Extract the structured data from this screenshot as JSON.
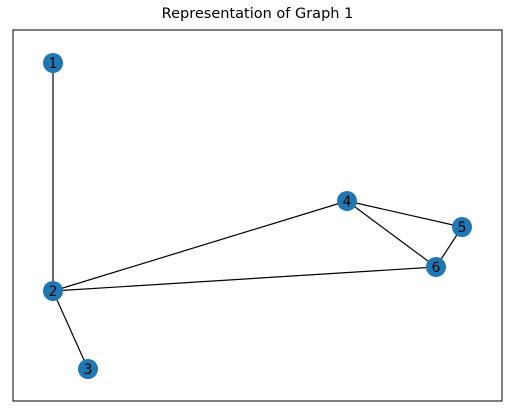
{
  "title": "Representation of Graph 1",
  "colors": {
    "node": "#1f77b4",
    "edge": "#000000",
    "label": "#000000",
    "frame": "#000000"
  },
  "graph": {
    "nodes": [
      {
        "id": "1",
        "label": "1"
      },
      {
        "id": "2",
        "label": "2"
      },
      {
        "id": "3",
        "label": "3"
      },
      {
        "id": "4",
        "label": "4"
      },
      {
        "id": "5",
        "label": "5"
      },
      {
        "id": "6",
        "label": "6"
      }
    ],
    "edges": [
      {
        "source": "1",
        "target": "2"
      },
      {
        "source": "2",
        "target": "3"
      },
      {
        "source": "2",
        "target": "4"
      },
      {
        "source": "2",
        "target": "6"
      },
      {
        "source": "4",
        "target": "5"
      },
      {
        "source": "4",
        "target": "6"
      },
      {
        "source": "5",
        "target": "6"
      }
    ]
  }
}
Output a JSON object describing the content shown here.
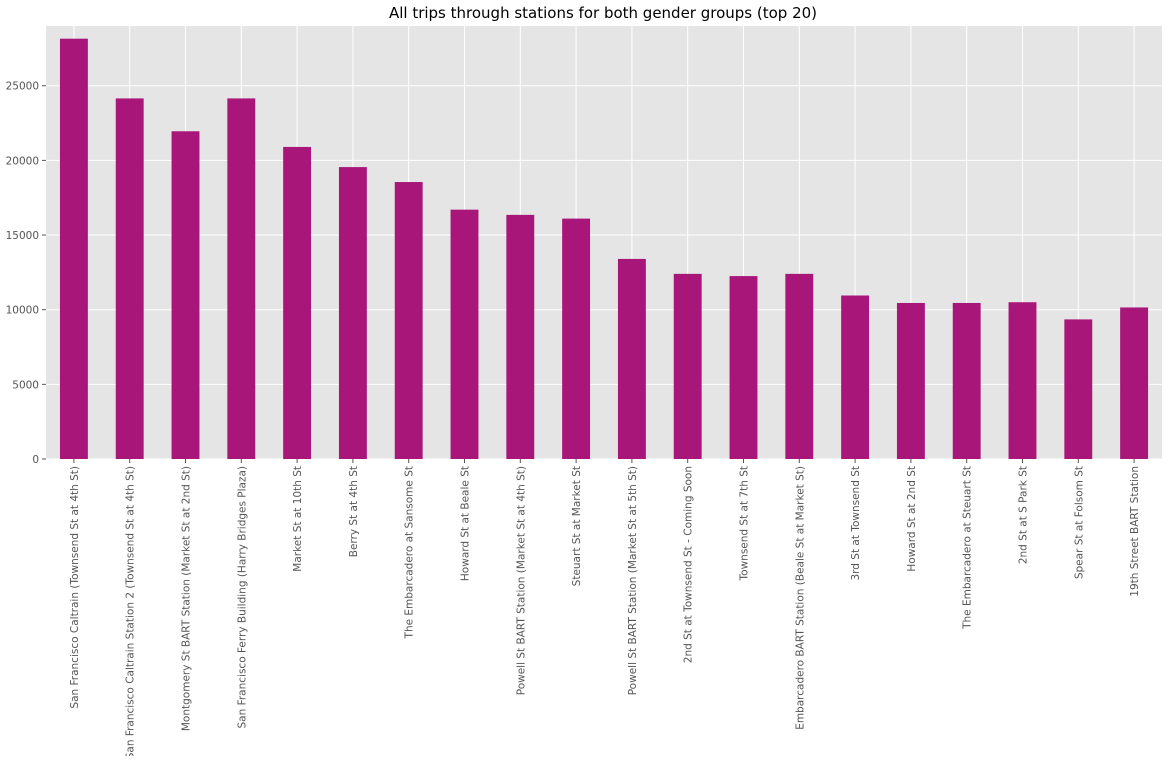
{
  "chart_data": {
    "type": "bar",
    "title": "All trips through stations for both gender groups (top 20)",
    "xlabel": "",
    "ylabel": "",
    "ylim": [
      0,
      29000
    ],
    "yticks": [
      0,
      5000,
      10000,
      15000,
      20000,
      25000
    ],
    "grid": true,
    "legend": "none",
    "colors": {
      "bar": "#a8167a",
      "plot_background": "#e5e5e5",
      "grid": "#ffffff",
      "tick": "#555555"
    },
    "categories": [
      "San Francisco Caltrain (Townsend St at 4th St)",
      "San Francisco Caltrain Station 2  (Townsend St at 4th St)",
      "Montgomery St BART Station (Market St at 2nd St)",
      "San Francisco Ferry Building (Harry Bridges Plaza)",
      "Market St at 10th St",
      "Berry St at 4th St",
      "The Embarcadero at Sansome St",
      "Howard St at Beale St",
      "Powell St BART Station (Market St at 4th St)",
      "Steuart St at Market St",
      "Powell St BART Station (Market St at 5th St)",
      "2nd St at Townsend St - Coming Soon",
      "Townsend St at 7th St",
      "Embarcadero BART Station (Beale St at Market St)",
      "3rd St at Townsend St",
      "Howard St at 2nd St",
      "The Embarcadero at Steuart St",
      "2nd St at S Park St",
      "Spear St at Folsom St",
      "19th Street BART Station"
    ],
    "values": [
      28150,
      24150,
      21950,
      24150,
      20900,
      19550,
      18550,
      16700,
      16350,
      16100,
      13400,
      12400,
      12250,
      12400,
      10950,
      10450,
      10450,
      10500,
      9350,
      10150
    ]
  }
}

SET PROBLEM —
All of the records above must be copied exactly, except for the pictures.

OUTPUT —
Extract the structured data from this screenshot as JSON.
{
  "title": "Representation of Graph 1",
  "colors": {
    "node": "#1f77b4",
    "edge": "#000000",
    "label": "#000000",
    "frame": "#000000"
  },
  "graph": {
    "nodes": [
      {
        "id": "1",
        "label": "1"
      },
      {
        "id": "2",
        "label": "2"
      },
      {
        "id": "3",
        "label": "3"
      },
      {
        "id": "4",
        "label": "4"
      },
      {
        "id": "5",
        "label": "5"
      },
      {
        "id": "6",
        "label": "6"
      }
    ],
    "edges": [
      {
        "source": "1",
        "target": "2"
      },
      {
        "source": "2",
        "target": "3"
      },
      {
        "source": "2",
        "target": "4"
      },
      {
        "source": "2",
        "target": "6"
      },
      {
        "source": "4",
        "target": "5"
      },
      {
        "source": "4",
        "target": "6"
      },
      {
        "source": "5",
        "target": "6"
      }
    ]
  }
}
Output a JSON object describing the content shown here.
{
  "chart_data": {
    "type": "bar",
    "title": "All trips through stations for both gender groups (top 20)",
    "xlabel": "",
    "ylabel": "",
    "ylim": [
      0,
      29000
    ],
    "yticks": [
      0,
      5000,
      10000,
      15000,
      20000,
      25000
    ],
    "grid": true,
    "legend": "none",
    "colors": {
      "bar": "#a8167a",
      "plot_background": "#e5e5e5",
      "grid": "#ffffff",
      "tick": "#555555"
    },
    "categories": [
      "San Francisco Caltrain (Townsend St at 4th St)",
      "San Francisco Caltrain Station 2  (Townsend St at 4th St)",
      "Montgomery St BART Station (Market St at 2nd St)",
      "San Francisco Ferry Building (Harry Bridges Plaza)",
      "Market St at 10th St",
      "Berry St at 4th St",
      "The Embarcadero at Sansome St",
      "Howard St at Beale St",
      "Powell St BART Station (Market St at 4th St)",
      "Steuart St at Market St",
      "Powell St BART Station (Market St at 5th St)",
      "2nd St at Townsend St - Coming Soon",
      "Townsend St at 7th St",
      "Embarcadero BART Station (Beale St at Market St)",
      "3rd St at Townsend St",
      "Howard St at 2nd St",
      "The Embarcadero at Steuart St",
      "2nd St at S Park St",
      "Spear St at Folsom St",
      "19th Street BART Station"
    ],
    "values": [
      28150,
      24150,
      21950,
      24150,
      20900,
      19550,
      18550,
      16700,
      16350,
      16100,
      13400,
      12400,
      12250,
      12400,
      10950,
      10450,
      10450,
      10500,
      9350,
      10150
    ]
  }
}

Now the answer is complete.